> Given exercise: Drop every picture and give the entries back exactly.

> Data section:
───

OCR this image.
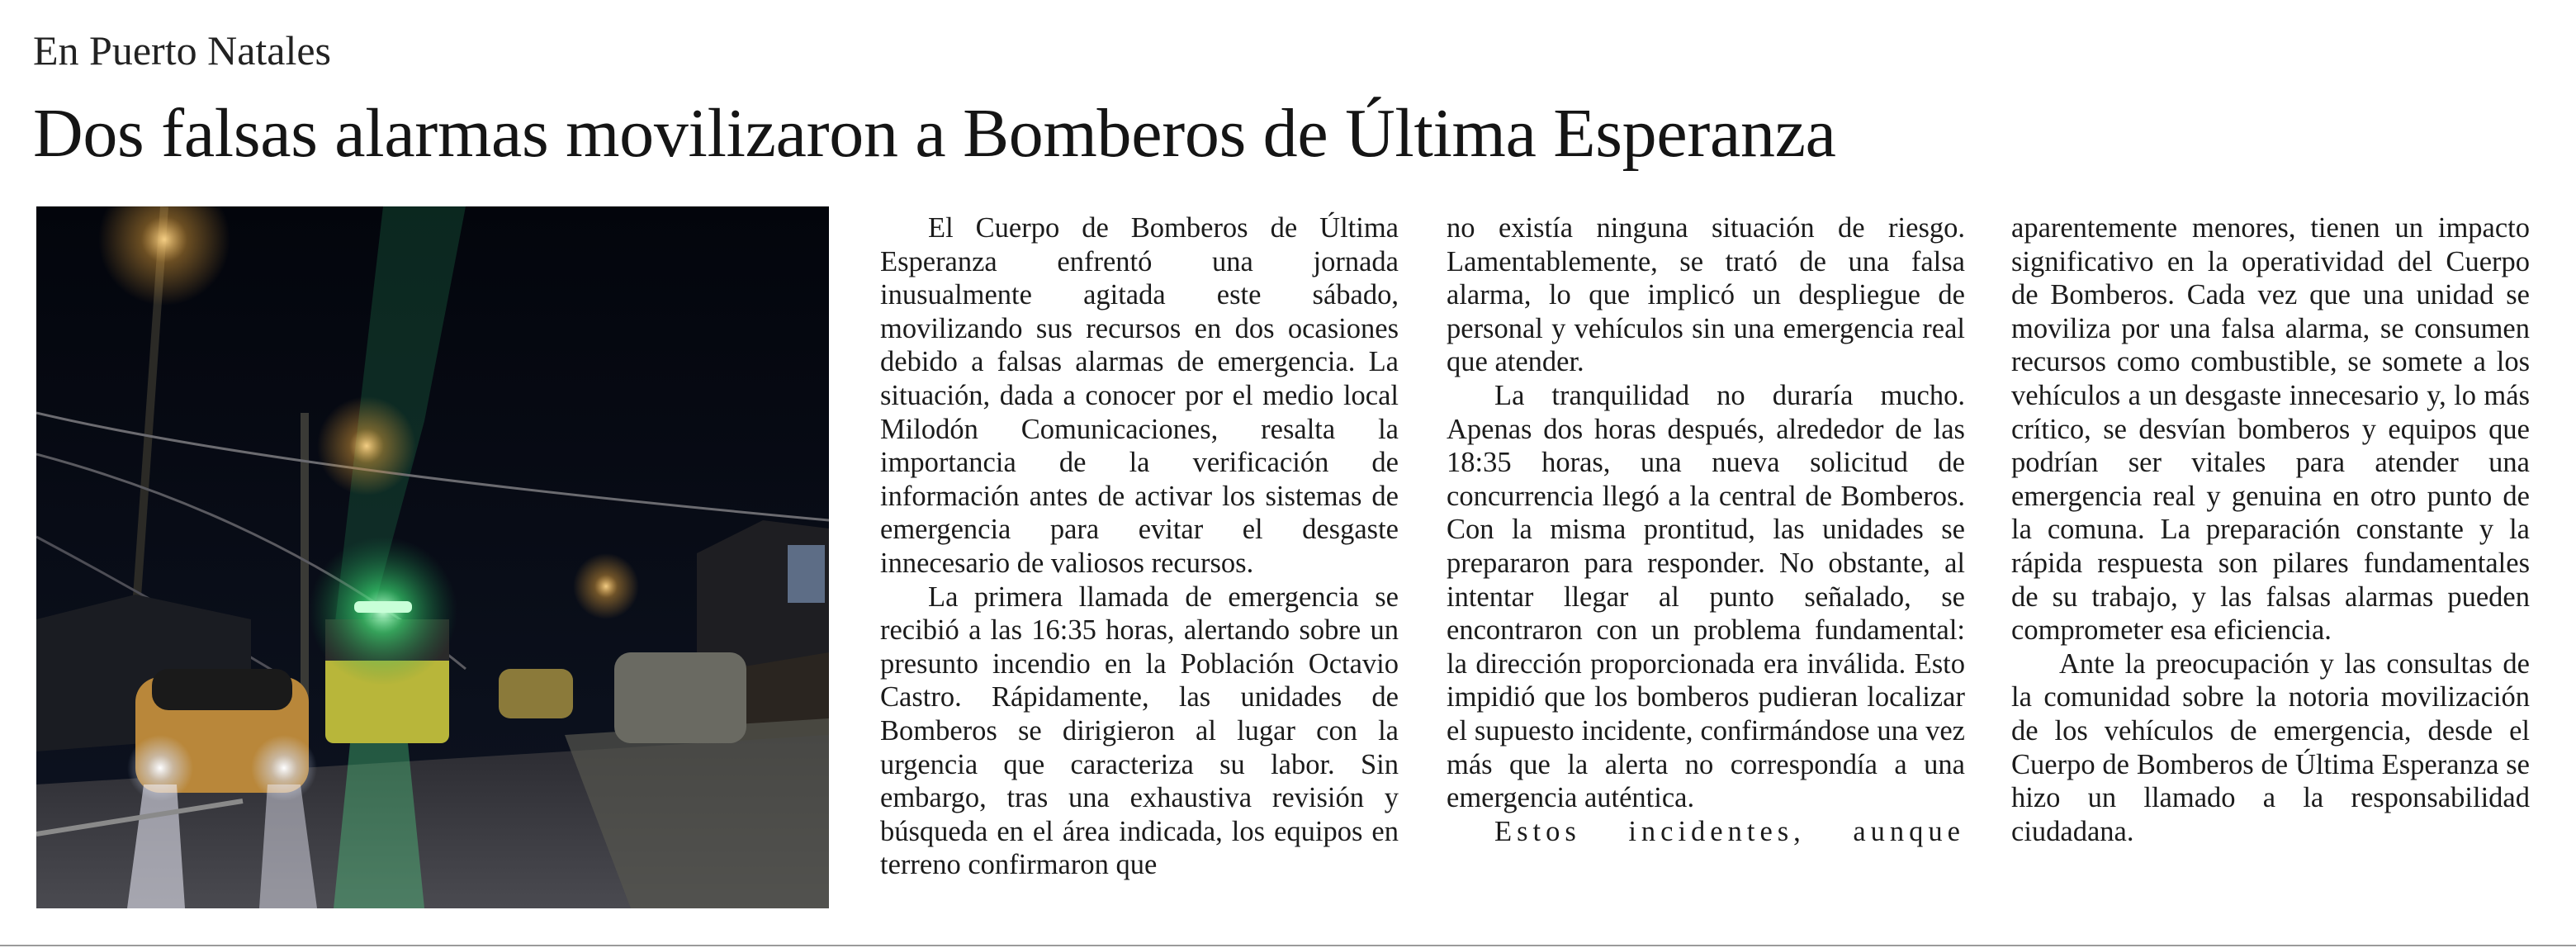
En Puerto Natales
Dos falsas alarmas movilizaron a Bomberos de Última Esperanza

El Cuerpo de Bomberos de Última Esperanza enfrentó una jornada inusualmente agitada este sábado, movilizando sus recursos en dos ocasiones debido a falsas alarmas de emergencia. La situación, dada a conocer por el medio local Milodón Comunicaciones, resalta la importancia de la verificación de información antes de activar los sistemas de emergencia para evitar el desgaste innecesario de valiosos recursos.

La primera llamada de emergencia se recibió a las 16:35 horas, alertando sobre un presunto incendio en la Población Octavio Castro. Rápidamente, las unidades de Bomberos se dirigieron al lugar con la urgencia que caracteriza su labor. Sin embargo, tras una exhaustiva revisión y búsqueda en el área indicada, los equipos en terreno confirmaron que

no existía ninguna situación de riesgo. Lamentablemente, se trató de una falsa alarma, lo que implicó un despliegue de personal y vehículos sin una emergencia real que atender.

La tranquilidad no duraría mucho. Apenas dos horas después, alrededor de las 18:35 horas, una nueva solicitud de concurrencia llegó a la central de Bomberos. Con la misma prontitud, las unidades se prepararon para responder. No obstante, al intentar llegar al punto señalado, se encontraron con un problema fundamental: la dirección proporcionada era inválida. Esto impidió que los bomberos pudieran localizar el supuesto incidente, confirmándose una vez más que la alerta no correspondía a una emergencia auténtica.

Estos incidentes, aunque

aparentemente menores, tienen un impacto significativo en la operatividad del Cuerpo de Bomberos. Cada vez que una unidad se moviliza por una falsa alarma, se consumen recursos como combustible, se somete a los vehículos a un desgaste innecesario y, lo más crítico, se desvían bomberos y equipos que podrían ser vitales para atender una emergencia real y genuina en otro punto de la comuna. La preparación constante y la rápida respuesta son pilares fundamentales de su trabajo, y las falsas alarmas pueden comprometer esa eficiencia.

Ante la preocupación y las consultas de la comunidad sobre la notoria movilización de los vehículos de emergencia, desde el Cuerpo de Bomberos de Última Esperanza se hizo un llamado a la responsabilidad ciudadana.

───

> Expected output:
OCR this image.
En Puerto Natales
Dos falsas alarmas movilizaron a Bomberos de Última Esperanza

El Cuerpo de Bomberos de Última Esperanza enfrentó una jornada inusualmente agitada este sábado, movilizando sus recursos en dos ocasiones debido a falsas alarmas de emergencia. La situación, dada a conocer por el medio local Milodón Comunicaciones, resalta la importancia de la verificación de información antes de activar los sistemas de emergencia para evitar el desgaste innecesario de valiosos recursos.

La primera llamada de emergencia se recibió a las 16:35 horas, alertando sobre un presunto incendio en la Población Octavio Castro. Rápidamente, las unidades de Bomberos se dirigieron al lugar con la urgencia que caracteriza su labor. Sin embargo, tras una exhaustiva revisión y búsqueda en el área indicada, los equipos en terreno confirmaron que

no existía ninguna situación de riesgo. Lamentablemente, se trató de una falsa alarma, lo que implicó un despliegue de personal y vehículos sin una emergencia real que atender.

La tranquilidad no duraría mucho. Apenas dos horas después, alrededor de las 18:35 horas, una nueva solicitud de concurrencia llegó a la central de Bomberos. Con la misma prontitud, las unidades se prepararon para responder. No obstante, al intentar llegar al punto señalado, se encontraron con un problema fundamental: la dirección proporcionada era inválida. Esto impidió que los bomberos pudieran localizar el supuesto incidente, confirmándose una vez más que la alerta no correspondía a una emergencia auténtica.

Estos incidentes, aunque

aparentemente menores, tienen un impacto significativo en la operatividad del Cuerpo de Bomberos. Cada vez que una unidad se moviliza por una falsa alarma, se consumen recursos como combustible, se somete a los vehículos a un desgaste innecesario y, lo más crítico, se desvían bomberos y equipos que podrían ser vitales para atender una emergencia real y genuina en otro punto de la comuna. La preparación constante y la rápida respuesta son pilares fundamentales de su trabajo, y las falsas alarmas pueden comprometer esa eficiencia.

Ante la preocupación y las consultas de la comunidad sobre la notoria movilización de los vehículos de emergencia, desde el Cuerpo de Bomberos de Última Esperanza se hizo un llamado a la responsabilidad ciudadana.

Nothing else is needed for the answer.